Dataset items

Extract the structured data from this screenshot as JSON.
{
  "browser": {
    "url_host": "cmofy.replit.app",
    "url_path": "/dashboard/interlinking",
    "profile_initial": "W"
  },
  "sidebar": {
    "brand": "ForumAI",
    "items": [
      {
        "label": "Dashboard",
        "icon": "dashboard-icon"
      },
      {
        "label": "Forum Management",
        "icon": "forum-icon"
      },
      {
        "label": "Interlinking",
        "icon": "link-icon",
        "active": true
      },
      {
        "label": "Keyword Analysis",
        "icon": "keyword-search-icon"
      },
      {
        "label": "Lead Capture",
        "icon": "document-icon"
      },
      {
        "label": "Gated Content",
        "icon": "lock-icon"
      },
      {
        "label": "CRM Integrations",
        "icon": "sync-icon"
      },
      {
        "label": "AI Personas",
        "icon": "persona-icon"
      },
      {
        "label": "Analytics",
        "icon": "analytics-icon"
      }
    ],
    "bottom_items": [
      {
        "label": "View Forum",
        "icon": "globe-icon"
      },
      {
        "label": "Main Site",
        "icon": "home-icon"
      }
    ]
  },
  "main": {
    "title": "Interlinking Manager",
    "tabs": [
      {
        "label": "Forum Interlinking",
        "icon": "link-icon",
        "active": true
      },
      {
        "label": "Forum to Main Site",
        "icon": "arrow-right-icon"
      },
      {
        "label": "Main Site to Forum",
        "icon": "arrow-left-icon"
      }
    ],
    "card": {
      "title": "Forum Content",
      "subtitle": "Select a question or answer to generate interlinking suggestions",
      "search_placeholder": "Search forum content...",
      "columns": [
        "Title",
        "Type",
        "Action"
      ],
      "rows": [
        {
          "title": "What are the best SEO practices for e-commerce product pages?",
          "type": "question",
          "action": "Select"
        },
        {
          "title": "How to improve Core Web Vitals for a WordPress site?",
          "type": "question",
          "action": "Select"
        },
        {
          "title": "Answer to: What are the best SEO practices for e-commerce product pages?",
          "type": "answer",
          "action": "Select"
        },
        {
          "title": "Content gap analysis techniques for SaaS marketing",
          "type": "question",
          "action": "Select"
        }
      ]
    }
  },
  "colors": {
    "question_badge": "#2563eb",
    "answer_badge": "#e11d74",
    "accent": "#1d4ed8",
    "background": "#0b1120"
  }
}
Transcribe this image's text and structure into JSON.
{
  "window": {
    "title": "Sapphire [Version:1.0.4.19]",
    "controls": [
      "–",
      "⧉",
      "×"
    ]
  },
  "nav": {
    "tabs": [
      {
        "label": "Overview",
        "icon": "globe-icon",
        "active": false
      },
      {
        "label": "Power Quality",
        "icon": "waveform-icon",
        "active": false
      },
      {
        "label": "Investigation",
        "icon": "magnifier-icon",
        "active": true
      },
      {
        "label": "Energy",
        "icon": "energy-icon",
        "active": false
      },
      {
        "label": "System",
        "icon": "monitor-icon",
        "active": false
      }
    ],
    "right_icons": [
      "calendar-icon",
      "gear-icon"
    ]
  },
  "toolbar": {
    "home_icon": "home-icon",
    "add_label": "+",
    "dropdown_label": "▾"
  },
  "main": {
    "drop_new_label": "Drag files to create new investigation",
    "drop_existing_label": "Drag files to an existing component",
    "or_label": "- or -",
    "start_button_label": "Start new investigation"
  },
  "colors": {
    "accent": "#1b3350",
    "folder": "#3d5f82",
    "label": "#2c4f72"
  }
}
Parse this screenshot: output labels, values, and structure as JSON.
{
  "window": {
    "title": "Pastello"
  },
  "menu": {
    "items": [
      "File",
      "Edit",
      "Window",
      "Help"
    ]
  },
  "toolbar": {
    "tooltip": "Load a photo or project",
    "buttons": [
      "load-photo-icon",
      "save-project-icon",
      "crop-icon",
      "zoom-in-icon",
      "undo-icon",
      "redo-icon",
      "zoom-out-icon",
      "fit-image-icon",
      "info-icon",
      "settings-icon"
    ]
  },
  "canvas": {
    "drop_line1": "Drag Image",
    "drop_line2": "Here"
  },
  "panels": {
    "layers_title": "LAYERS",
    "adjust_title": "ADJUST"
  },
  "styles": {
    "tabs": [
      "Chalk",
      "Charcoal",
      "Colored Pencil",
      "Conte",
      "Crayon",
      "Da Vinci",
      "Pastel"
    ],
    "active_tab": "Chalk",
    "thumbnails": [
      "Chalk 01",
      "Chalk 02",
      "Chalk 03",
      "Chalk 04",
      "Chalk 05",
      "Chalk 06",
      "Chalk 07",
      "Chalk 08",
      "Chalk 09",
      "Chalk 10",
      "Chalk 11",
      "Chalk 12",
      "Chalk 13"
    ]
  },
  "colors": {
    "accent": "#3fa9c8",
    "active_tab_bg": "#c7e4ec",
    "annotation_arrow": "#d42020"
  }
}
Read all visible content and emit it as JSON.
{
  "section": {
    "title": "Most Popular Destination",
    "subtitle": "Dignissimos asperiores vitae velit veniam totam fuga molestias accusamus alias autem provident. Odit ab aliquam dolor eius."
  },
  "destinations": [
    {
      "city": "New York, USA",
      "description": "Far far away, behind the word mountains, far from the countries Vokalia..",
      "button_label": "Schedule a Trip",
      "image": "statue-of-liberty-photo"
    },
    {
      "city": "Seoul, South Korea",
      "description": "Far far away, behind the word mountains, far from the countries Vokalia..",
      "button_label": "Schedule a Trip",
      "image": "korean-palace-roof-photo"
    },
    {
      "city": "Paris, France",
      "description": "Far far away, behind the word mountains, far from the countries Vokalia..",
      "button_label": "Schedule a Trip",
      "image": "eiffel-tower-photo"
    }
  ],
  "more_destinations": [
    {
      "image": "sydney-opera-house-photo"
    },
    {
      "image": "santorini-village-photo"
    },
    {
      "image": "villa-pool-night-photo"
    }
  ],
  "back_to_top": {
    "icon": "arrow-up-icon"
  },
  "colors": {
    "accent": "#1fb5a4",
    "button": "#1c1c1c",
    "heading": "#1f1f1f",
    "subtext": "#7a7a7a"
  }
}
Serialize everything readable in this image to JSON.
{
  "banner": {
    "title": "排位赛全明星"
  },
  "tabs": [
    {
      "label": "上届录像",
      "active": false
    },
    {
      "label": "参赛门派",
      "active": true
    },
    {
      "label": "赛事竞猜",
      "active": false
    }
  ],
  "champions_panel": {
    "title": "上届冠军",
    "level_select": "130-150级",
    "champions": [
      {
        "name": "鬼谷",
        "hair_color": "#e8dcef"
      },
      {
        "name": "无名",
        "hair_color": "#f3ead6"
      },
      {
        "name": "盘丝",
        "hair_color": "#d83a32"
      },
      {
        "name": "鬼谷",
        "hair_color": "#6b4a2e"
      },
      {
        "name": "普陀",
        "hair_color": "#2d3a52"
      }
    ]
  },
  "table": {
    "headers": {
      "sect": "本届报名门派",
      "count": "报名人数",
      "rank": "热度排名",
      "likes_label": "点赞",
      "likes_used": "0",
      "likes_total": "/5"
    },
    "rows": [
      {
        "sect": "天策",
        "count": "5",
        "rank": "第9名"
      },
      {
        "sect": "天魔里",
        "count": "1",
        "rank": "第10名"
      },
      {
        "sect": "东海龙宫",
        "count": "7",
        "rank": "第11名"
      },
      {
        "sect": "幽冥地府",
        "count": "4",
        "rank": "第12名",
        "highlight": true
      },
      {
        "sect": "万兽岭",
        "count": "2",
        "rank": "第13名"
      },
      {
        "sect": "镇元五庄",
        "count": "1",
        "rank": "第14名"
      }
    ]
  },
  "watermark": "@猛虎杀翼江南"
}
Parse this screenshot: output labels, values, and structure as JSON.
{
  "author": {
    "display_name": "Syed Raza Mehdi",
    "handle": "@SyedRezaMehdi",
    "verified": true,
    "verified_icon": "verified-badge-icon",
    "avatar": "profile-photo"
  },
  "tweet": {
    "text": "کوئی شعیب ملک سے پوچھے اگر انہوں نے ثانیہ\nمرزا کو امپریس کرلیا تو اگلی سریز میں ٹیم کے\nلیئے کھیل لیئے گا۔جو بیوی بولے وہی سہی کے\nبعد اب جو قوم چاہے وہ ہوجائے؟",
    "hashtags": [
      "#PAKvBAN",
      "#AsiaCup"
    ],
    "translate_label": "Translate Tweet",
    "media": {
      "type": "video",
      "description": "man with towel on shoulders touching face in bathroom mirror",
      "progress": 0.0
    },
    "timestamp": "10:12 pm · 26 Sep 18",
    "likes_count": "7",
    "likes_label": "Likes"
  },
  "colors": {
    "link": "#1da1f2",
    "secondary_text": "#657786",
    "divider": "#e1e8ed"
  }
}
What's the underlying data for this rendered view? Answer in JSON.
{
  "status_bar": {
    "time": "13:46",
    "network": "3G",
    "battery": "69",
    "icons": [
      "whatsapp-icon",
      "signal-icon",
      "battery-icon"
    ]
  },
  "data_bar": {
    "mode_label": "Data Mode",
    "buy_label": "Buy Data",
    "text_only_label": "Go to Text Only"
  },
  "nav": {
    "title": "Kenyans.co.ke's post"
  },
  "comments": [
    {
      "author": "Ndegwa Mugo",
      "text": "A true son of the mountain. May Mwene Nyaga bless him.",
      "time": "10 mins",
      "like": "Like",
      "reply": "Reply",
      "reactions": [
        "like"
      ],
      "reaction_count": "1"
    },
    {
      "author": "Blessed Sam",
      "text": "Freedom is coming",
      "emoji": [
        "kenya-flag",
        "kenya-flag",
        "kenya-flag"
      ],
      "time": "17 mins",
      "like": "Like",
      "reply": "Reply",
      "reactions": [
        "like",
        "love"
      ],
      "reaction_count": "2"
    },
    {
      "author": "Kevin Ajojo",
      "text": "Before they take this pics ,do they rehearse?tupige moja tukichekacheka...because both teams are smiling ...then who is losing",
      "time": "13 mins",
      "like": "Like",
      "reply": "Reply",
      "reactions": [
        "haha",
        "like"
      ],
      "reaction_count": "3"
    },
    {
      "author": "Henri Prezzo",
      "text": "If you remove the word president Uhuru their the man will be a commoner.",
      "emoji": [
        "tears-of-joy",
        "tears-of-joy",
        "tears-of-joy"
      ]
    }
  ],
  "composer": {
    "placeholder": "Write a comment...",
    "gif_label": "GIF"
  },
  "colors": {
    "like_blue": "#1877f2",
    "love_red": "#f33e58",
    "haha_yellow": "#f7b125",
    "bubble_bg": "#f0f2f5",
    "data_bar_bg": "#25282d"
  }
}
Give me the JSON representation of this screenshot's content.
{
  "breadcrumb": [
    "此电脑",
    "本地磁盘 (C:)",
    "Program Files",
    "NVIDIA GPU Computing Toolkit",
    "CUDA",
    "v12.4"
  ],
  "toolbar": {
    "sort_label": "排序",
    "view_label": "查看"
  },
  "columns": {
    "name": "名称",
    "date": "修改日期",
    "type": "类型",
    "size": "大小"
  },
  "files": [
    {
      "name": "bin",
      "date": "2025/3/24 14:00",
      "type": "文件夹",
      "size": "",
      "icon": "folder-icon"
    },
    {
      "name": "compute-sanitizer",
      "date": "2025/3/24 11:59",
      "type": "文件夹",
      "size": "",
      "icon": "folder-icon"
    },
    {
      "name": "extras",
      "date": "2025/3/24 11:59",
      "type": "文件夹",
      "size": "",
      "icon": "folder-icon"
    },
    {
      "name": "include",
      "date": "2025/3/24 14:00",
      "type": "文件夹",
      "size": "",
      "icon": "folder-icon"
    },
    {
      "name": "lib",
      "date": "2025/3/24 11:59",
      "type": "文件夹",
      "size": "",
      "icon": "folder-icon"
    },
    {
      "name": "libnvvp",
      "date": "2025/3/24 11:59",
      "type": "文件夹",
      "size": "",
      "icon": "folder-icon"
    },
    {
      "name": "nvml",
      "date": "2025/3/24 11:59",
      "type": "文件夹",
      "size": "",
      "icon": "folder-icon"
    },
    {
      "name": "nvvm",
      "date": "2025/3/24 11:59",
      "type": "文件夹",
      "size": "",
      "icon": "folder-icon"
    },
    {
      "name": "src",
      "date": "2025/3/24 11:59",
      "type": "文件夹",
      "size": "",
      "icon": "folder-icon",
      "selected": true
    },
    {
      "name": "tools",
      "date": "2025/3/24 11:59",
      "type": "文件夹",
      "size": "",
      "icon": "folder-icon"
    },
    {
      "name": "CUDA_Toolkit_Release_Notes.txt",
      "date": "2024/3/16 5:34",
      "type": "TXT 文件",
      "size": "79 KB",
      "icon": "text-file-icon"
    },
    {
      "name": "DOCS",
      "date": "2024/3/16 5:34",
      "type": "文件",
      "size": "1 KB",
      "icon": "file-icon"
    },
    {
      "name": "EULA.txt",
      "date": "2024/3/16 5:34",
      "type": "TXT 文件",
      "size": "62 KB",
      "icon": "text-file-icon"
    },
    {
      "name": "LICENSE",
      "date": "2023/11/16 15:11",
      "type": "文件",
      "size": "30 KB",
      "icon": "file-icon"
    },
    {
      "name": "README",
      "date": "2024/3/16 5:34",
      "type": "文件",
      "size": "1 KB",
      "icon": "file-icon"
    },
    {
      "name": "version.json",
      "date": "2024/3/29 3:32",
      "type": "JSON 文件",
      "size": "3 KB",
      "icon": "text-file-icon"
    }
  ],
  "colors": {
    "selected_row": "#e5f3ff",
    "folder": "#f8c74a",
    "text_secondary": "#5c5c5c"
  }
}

[The request] Which lines hold the string "this"? List them all.

[Exercise output]
Extract the structured data from this screenshot as JSON.
Transcribe this image's text and structure into JSON.
Parse this screenshot: output labels, values, and structure as JSON.
Serialize everything readable in this image to JSON.
Parse this screenshot: output labels, values, and structure as JSON.
What's the underlying data for this rendered view? Answer in JSON.
      "text": "Before they take this pics ,do they rehearse?tupige moja tukichekacheka...because both teams are smiling ...then who is losing",
Give me the JSON representation of this screenshot's content.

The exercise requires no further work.